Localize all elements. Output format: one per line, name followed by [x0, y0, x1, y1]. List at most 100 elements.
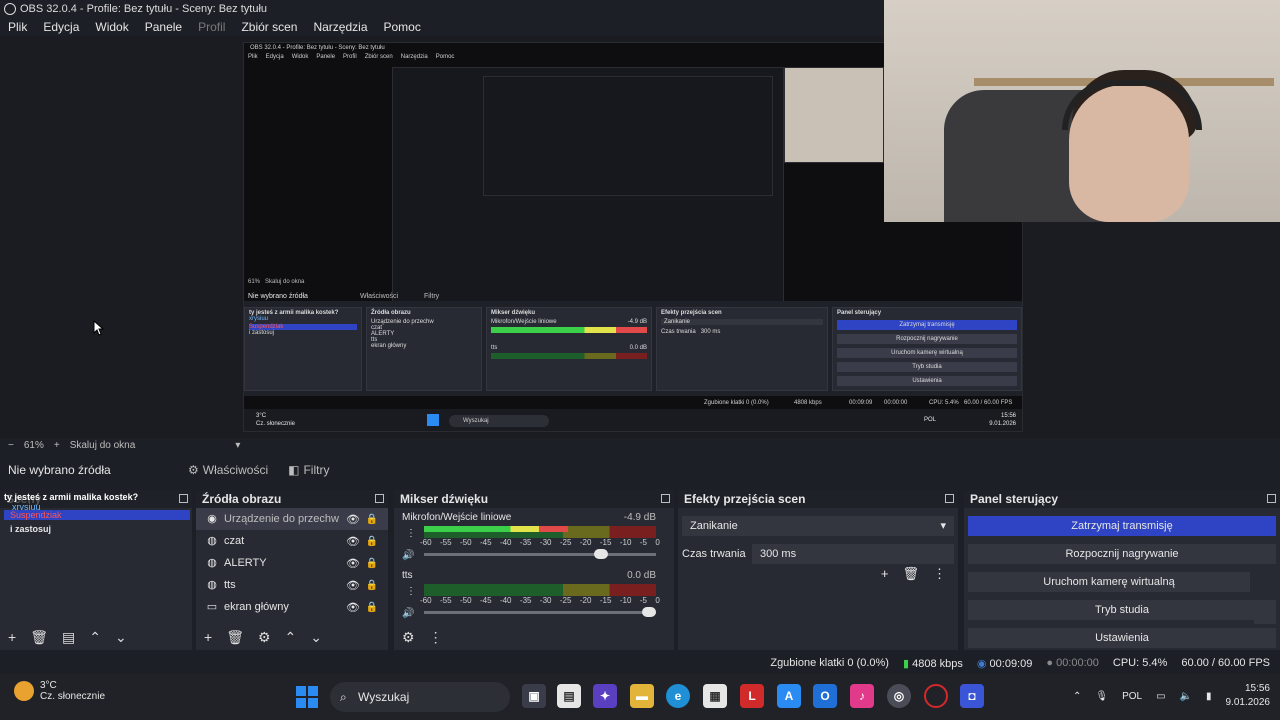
opera-icon[interactable] [924, 684, 948, 708]
edge-browser-icon[interactable]: e [666, 684, 690, 708]
lock-icon[interactable]: 🔒 [366, 536, 378, 547]
speaker-icon[interactable]: 🔊 [402, 608, 414, 619]
obs-taskbar-icon[interactable]: ◎ [887, 684, 911, 708]
microphone-icon[interactable]: 🎙 [1095, 691, 1108, 702]
undock-icon[interactable] [1267, 494, 1276, 503]
scale-tick: -20 [579, 538, 592, 547]
speaker-icon[interactable]: 🔊 [402, 550, 414, 561]
mixer-channel: tts 0.0 dB ⋮ -60 -55 -50 -45 -40 -35 -30… [394, 566, 674, 624]
zoom-in-icon[interactable]: + [54, 440, 60, 451]
undock-icon[interactable] [375, 494, 384, 503]
source-settings-gear-icon[interactable]: ⚙ [258, 629, 271, 646]
lock-icon[interactable]: 🔒 [366, 514, 378, 525]
remove-scene-icon[interactable]: 🗑 [30, 629, 48, 646]
tray-chevron-up-icon[interactable]: ⌃ [1073, 691, 1081, 702]
add-transition-icon[interactable]: + [881, 566, 889, 582]
battery-icon[interactable]: ▮ [1206, 691, 1212, 702]
move-down-icon[interactable]: ⌄ [115, 629, 127, 646]
source-item[interactable]: ◍ czat 👁 🔒 [196, 530, 388, 552]
scale-tick: -10 [619, 596, 632, 605]
task-view-icon[interactable]: ▣ [522, 684, 546, 708]
visibility-eye-icon[interactable]: 👁 [346, 579, 360, 592]
advanced-audio-gear-icon[interactable]: ⚙ [402, 629, 415, 646]
undock-icon[interactable] [945, 494, 954, 503]
l-app-icon[interactable]: L [740, 684, 764, 708]
source-item[interactable]: ▭ ekran główny 👁 🔒 [196, 596, 388, 618]
studio-mode-button[interactable]: Tryb studia [968, 600, 1276, 620]
duration-label: Czas trwania [682, 548, 746, 560]
visibility-eye-icon[interactable]: 👁 [346, 557, 360, 570]
level-meter [424, 584, 656, 596]
transition-menu-icon[interactable]: ⋮ [933, 566, 946, 582]
controls-title: Panel sterujący [970, 492, 1059, 506]
channel-db: -4.9 dB [623, 512, 656, 523]
nested-menu-item: Profil [343, 54, 357, 60]
transition-select[interactable]: Zanikanie ▾ [682, 516, 954, 536]
volume-icon[interactable]: 🔈 [1180, 691, 1192, 702]
discord-icon[interactable]: ◘ [960, 684, 984, 708]
windows-start-icon[interactable] [296, 686, 318, 708]
taskbar-search[interactable]: ⌕ Wyszukaj [330, 682, 510, 712]
clock[interactable]: 15:56 9.01.2026 [1226, 682, 1271, 710]
add-scene-icon[interactable]: + [8, 629, 16, 645]
properties-button[interactable]: ⚙ Właściwości [188, 463, 268, 477]
zoom-out-icon[interactable]: − [8, 440, 14, 451]
stop-streaming-button[interactable]: Zatrzymaj transmisję [968, 516, 1276, 536]
obs-logo-icon [4, 3, 16, 15]
network-icon[interactable]: ▭ [1156, 691, 1165, 702]
volume-slider-handle[interactable] [594, 549, 608, 559]
volume-slider-track[interactable] [424, 611, 656, 614]
scale-tick: -40 [499, 596, 512, 605]
menu-file[interactable]: Plik [0, 18, 35, 36]
move-down-icon[interactable]: ⌄ [310, 629, 322, 646]
store-icon[interactable]: ▦ [703, 684, 727, 708]
menu-edit[interactable]: Edycja [35, 18, 87, 36]
filters-button[interactable]: ◧ Filtry [288, 463, 329, 477]
start-recording-button[interactable]: Rozpocznij nagrywanie [968, 544, 1276, 564]
lock-icon[interactable]: 🔒 [366, 580, 378, 591]
source-item[interactable]: ◉ Urządzenie do przechw 👁 🔒 [196, 508, 388, 530]
settings-button[interactable]: Ustawienia [968, 628, 1276, 648]
scene-item[interactable]: i zastosuj [4, 524, 190, 534]
volume-slider-track[interactable] [424, 553, 656, 556]
channel-menu-icon[interactable]: ⋮ [406, 528, 416, 539]
language-indicator[interactable]: POL [1122, 691, 1142, 702]
remove-source-icon[interactable]: 🗑 [226, 629, 244, 646]
preview-zoom-bar: − 61% + Skaluj do okna ▾ [0, 438, 1280, 452]
weather-widget[interactable]: 3°C Cz. słonecznie [14, 680, 105, 702]
visibility-eye-icon[interactable]: 👁 [346, 601, 360, 614]
fit-to-window-label[interactable]: Skaluj do okna [70, 440, 136, 451]
move-up-icon[interactable]: ⌃ [285, 629, 297, 646]
file-explorer-icon[interactable]: ▬ [630, 684, 654, 708]
menu-view[interactable]: Widok [87, 18, 136, 36]
duration-spinbox[interactable]: 300 ms [752, 544, 954, 564]
menu-tools[interactable]: Narzędzia [305, 18, 375, 36]
menu-scene-collection[interactable]: Zbiór scen [233, 18, 305, 36]
tiktok-icon[interactable]: ♪ [850, 684, 874, 708]
undock-icon[interactable] [661, 494, 670, 503]
scene-item-active[interactable]: Suspendziak [4, 510, 190, 520]
lock-icon[interactable]: 🔒 [366, 602, 378, 613]
source-item[interactable]: ◍ tts 👁 🔒 [196, 574, 388, 596]
channel-menu-icon[interactable]: ⋮ [406, 586, 416, 597]
notepad-icon[interactable]: ▤ [557, 684, 581, 708]
outlook-icon[interactable]: O [813, 684, 837, 708]
lock-icon[interactable]: 🔒 [366, 558, 378, 569]
volume-slider-handle[interactable] [642, 607, 656, 617]
fit-dropdown-chevron-icon[interactable]: ▾ [235, 440, 240, 451]
design-app-icon[interactable]: A [777, 684, 801, 708]
move-up-icon[interactable]: ⌃ [89, 629, 101, 646]
copilot-icon[interactable]: ✦ [593, 684, 617, 708]
menu-profile[interactable]: Profil [190, 18, 233, 36]
source-item[interactable]: ◍ ALERTY 👁 🔒 [196, 552, 388, 574]
visibility-eye-icon[interactable]: 👁 [346, 513, 360, 526]
start-virtual-camera-button[interactable]: Uruchom kamerę wirtualną [968, 572, 1250, 592]
add-source-icon[interactable]: + [204, 629, 212, 645]
menu-help[interactable]: Pomoc [376, 18, 429, 36]
mixer-menu-icon[interactable]: ⋮ [429, 629, 443, 646]
remove-transition-icon[interactable]: 🗑 [902, 566, 919, 582]
visibility-eye-icon[interactable]: 👁 [346, 535, 360, 548]
menu-docks[interactable]: Panele [137, 18, 190, 36]
scene-filters-icon[interactable]: ▤ [62, 629, 75, 646]
nested-ctl-btn: Ustawienia [837, 376, 1017, 386]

> **Aim of the task**
Pull every line of the items above out word for word, leaving out the pictures.

> **Output for this exercise**
Localize all elements. Output format: one per line, name followed by [x0, y0, x1, y1]. List at most 100 elements.
opera-icon[interactable] [924, 684, 948, 708]
edge-browser-icon[interactable]: e [666, 684, 690, 708]
lock-icon[interactable]: 🔒 [366, 536, 378, 547]
speaker-icon[interactable]: 🔊 [402, 608, 414, 619]
obs-taskbar-icon[interactable]: ◎ [887, 684, 911, 708]
microphone-icon[interactable]: 🎙 [1095, 691, 1108, 702]
undock-icon[interactable] [1267, 494, 1276, 503]
scale-tick: -20 [579, 538, 592, 547]
speaker-icon[interactable]: 🔊 [402, 550, 414, 561]
mixer-channel: tts 0.0 dB ⋮ -60 -55 -50 -45 -40 -35 -30… [394, 566, 674, 624]
zoom-in-icon[interactable]: + [54, 440, 60, 451]
undock-icon[interactable] [375, 494, 384, 503]
source-settings-gear-icon[interactable]: ⚙ [258, 629, 271, 646]
lock-icon[interactable]: 🔒 [366, 514, 378, 525]
remove-scene-icon[interactable]: 🗑 [30, 629, 48, 646]
tray-chevron-up-icon[interactable]: ⌃ [1073, 691, 1081, 702]
add-transition-icon[interactable]: + [881, 566, 889, 582]
battery-icon[interactable]: ▮ [1206, 691, 1212, 702]
move-down-icon[interactable]: ⌄ [115, 629, 127, 646]
source-item[interactable]: ◍ czat 👁 🔒 [196, 530, 388, 552]
scale-tick: -10 [619, 596, 632, 605]
task-view-icon[interactable]: ▣ [522, 684, 546, 708]
visibility-eye-icon[interactable]: 👁 [346, 579, 360, 592]
advanced-audio-gear-icon[interactable]: ⚙ [402, 629, 415, 646]
undock-icon[interactable] [945, 494, 954, 503]
l-app-icon[interactable]: L [740, 684, 764, 708]
source-item[interactable]: ▭ ekran główny 👁 🔒 [196, 596, 388, 618]
studio-mode-button[interactable]: Tryb studia [968, 600, 1276, 620]
duration-label: Czas trwania [682, 548, 746, 560]
visibility-eye-icon[interactable]: 👁 [346, 557, 360, 570]
level-meter [424, 584, 656, 596]
transition-menu-icon[interactable]: ⋮ [933, 566, 946, 582]
controls-title: Panel sterujący [970, 492, 1059, 506]
channel-db: -4.9 dB [623, 512, 656, 523]
nested-menu-item: Profil [343, 54, 357, 60]
transition-select[interactable]: Zanikanie ▾ [682, 516, 954, 536]
volume-icon[interactable]: 🔈 [1180, 691, 1192, 702]
discord-icon[interactable]: ◘ [960, 684, 984, 708]
windows-start-icon[interactable] [296, 686, 318, 708]
taskbar-search[interactable]: ⌕ Wyszukaj [330, 682, 510, 712]
clock[interactable]: 15:56 9.01.2026 [1226, 682, 1271, 710]
add-scene-icon[interactable]: + [8, 629, 16, 645]
properties-button[interactable]: ⚙ Właściwości [188, 463, 268, 477]
zoom-out-icon[interactable]: − [8, 440, 14, 451]
stop-streaming-button[interactable]: Zatrzymaj transmisję [968, 516, 1276, 536]
obs-logo-icon [4, 3, 16, 15]
network-icon[interactable]: ▭ [1156, 691, 1165, 702]
volume-slider-handle[interactable] [594, 549, 608, 559]
volume-slider-track[interactable] [424, 611, 656, 614]
scale-tick: -40 [499, 596, 512, 605]
menu-file[interactable]: Plik [0, 18, 35, 36]
move-down-icon[interactable]: ⌄ [310, 629, 322, 646]
store-icon[interactable]: ▦ [703, 684, 727, 708]
menu-edit[interactable]: Edycja [35, 18, 87, 36]
filters-button[interactable]: ◧ Filtry [288, 463, 329, 477]
start-recording-button[interactable]: Rozpocznij nagrywanie [968, 544, 1276, 564]
lock-icon[interactable]: 🔒 [366, 580, 378, 591]
source-item[interactable]: ◉ Urządzenie do przechw 👁 🔒 [196, 508, 388, 530]
settings-button[interactable]: Ustawienia [968, 628, 1276, 648]
scene-item[interactable]: i zastosuj [4, 524, 190, 534]
volume-slider-track[interactable] [424, 553, 656, 556]
channel-menu-icon[interactable]: ⋮ [406, 528, 416, 539]
language-indicator[interactable]: POL [1122, 691, 1142, 702]
remove-source-icon[interactable]: 🗑 [226, 629, 244, 646]
preview-zoom-bar: − 61% + Skaluj do okna ▾ [0, 438, 1280, 452]
weather-widget[interactable]: 3°C Cz. słonecznie [14, 680, 105, 702]
visibility-eye-icon[interactable]: 👁 [346, 601, 360, 614]
fit-to-window-label[interactable]: Skaluj do okna [70, 440, 136, 451]
move-up-icon[interactable]: ⌃ [285, 629, 297, 646]
file-explorer-icon[interactable]: ▬ [630, 684, 654, 708]
menu-view[interactable]: Widok [87, 18, 136, 36]
duration-spinbox[interactable]: 300 ms [752, 544, 954, 564]
menu-tools[interactable]: Narzędzia [305, 18, 375, 36]
menu-scene-collection[interactable]: Zbiór scen [233, 18, 305, 36]
tiktok-icon[interactable]: ♪ [850, 684, 874, 708]
undock-icon[interactable] [661, 494, 670, 503]
scene-item-active[interactable]: Suspendziak [4, 510, 190, 520]
lock-icon[interactable]: 🔒 [366, 602, 378, 613]
source-item[interactable]: ◍ tts 👁 🔒 [196, 574, 388, 596]
channel-menu-icon[interactable]: ⋮ [406, 586, 416, 597]
notepad-icon[interactable]: ▤ [557, 684, 581, 708]
outlook-icon[interactable]: O [813, 684, 837, 708]
lock-icon[interactable]: 🔒 [366, 558, 378, 569]
volume-slider-handle[interactable] [642, 607, 656, 617]
fit-dropdown-chevron-icon[interactable]: ▾ [235, 440, 240, 451]
design-app-icon[interactable]: A [777, 684, 801, 708]
move-up-icon[interactable]: ⌃ [89, 629, 101, 646]
copilot-icon[interactable]: ✦ [593, 684, 617, 708]
menu-profile[interactable]: Profil [190, 18, 233, 36]
source-item[interactable]: ◍ ALERTY 👁 🔒 [196, 552, 388, 574]
visibility-eye-icon[interactable]: 👁 [346, 513, 360, 526]
start-virtual-camera-button[interactable]: Uruchom kamerę wirtualną [968, 572, 1250, 592]
add-source-icon[interactable]: + [204, 629, 212, 645]
menu-help[interactable]: Pomoc [376, 18, 429, 36]
mixer-menu-icon[interactable]: ⋮ [429, 629, 443, 646]
remove-transition-icon[interactable]: 🗑 [902, 566, 919, 582]
visibility-eye-icon[interactable]: 👁 [346, 535, 360, 548]
menu-docks[interactable]: Panele [137, 18, 190, 36]
scene-filters-icon[interactable]: ▤ [62, 629, 75, 646]
nested-ctl-btn: Ustawienia [837, 376, 1017, 386]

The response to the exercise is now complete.